START

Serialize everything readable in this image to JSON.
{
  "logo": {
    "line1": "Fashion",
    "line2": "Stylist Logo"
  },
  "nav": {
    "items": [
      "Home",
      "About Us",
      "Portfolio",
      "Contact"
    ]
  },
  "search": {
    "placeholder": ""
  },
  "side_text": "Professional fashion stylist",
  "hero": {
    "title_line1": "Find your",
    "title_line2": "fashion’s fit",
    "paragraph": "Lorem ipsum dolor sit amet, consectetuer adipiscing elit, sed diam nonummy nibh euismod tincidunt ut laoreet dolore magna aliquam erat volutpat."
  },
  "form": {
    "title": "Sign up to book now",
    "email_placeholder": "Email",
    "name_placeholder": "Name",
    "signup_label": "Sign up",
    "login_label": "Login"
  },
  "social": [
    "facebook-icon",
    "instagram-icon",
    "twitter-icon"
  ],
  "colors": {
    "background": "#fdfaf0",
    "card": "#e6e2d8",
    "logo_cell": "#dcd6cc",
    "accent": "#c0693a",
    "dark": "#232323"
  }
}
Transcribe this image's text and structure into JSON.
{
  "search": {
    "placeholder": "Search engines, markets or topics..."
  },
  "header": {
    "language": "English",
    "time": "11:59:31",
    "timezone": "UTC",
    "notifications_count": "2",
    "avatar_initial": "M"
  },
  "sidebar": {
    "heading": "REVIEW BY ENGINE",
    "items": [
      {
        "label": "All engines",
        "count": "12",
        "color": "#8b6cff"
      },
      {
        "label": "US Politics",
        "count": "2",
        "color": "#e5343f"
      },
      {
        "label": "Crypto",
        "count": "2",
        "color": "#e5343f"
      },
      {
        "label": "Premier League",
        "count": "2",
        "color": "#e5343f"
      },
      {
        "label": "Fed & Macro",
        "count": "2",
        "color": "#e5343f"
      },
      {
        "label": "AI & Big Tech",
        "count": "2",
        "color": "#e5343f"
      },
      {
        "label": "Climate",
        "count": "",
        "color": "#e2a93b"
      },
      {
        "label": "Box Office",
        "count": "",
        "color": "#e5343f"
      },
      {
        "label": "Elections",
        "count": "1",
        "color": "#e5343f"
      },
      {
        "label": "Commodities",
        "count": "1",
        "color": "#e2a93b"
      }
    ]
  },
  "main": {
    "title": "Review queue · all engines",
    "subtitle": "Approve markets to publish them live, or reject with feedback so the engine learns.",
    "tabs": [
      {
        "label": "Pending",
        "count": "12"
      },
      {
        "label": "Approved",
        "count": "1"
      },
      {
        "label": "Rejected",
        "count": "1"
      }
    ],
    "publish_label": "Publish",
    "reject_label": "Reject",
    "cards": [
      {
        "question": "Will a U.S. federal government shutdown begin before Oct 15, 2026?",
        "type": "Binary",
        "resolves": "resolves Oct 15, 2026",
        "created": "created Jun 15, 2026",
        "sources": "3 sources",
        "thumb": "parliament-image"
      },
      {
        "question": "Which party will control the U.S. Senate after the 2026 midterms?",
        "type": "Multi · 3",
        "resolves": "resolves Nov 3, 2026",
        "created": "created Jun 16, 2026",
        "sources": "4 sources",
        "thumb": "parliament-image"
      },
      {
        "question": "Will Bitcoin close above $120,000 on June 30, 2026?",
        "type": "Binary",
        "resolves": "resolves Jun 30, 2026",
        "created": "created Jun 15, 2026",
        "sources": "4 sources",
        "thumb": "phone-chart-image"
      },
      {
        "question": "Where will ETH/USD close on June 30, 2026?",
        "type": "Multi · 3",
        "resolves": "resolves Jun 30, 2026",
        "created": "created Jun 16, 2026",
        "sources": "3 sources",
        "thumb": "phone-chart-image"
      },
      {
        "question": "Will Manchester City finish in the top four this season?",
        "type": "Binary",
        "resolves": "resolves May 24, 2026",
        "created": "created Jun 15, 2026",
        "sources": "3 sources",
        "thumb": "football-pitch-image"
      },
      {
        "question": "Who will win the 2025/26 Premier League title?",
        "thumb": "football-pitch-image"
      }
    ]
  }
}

END

● What you need to do
Return, from the data, each line that has the word "League" in it.

● Response below
        "label": "Premier League",
        "question": "Who will win the 2025/26 Premier League title?",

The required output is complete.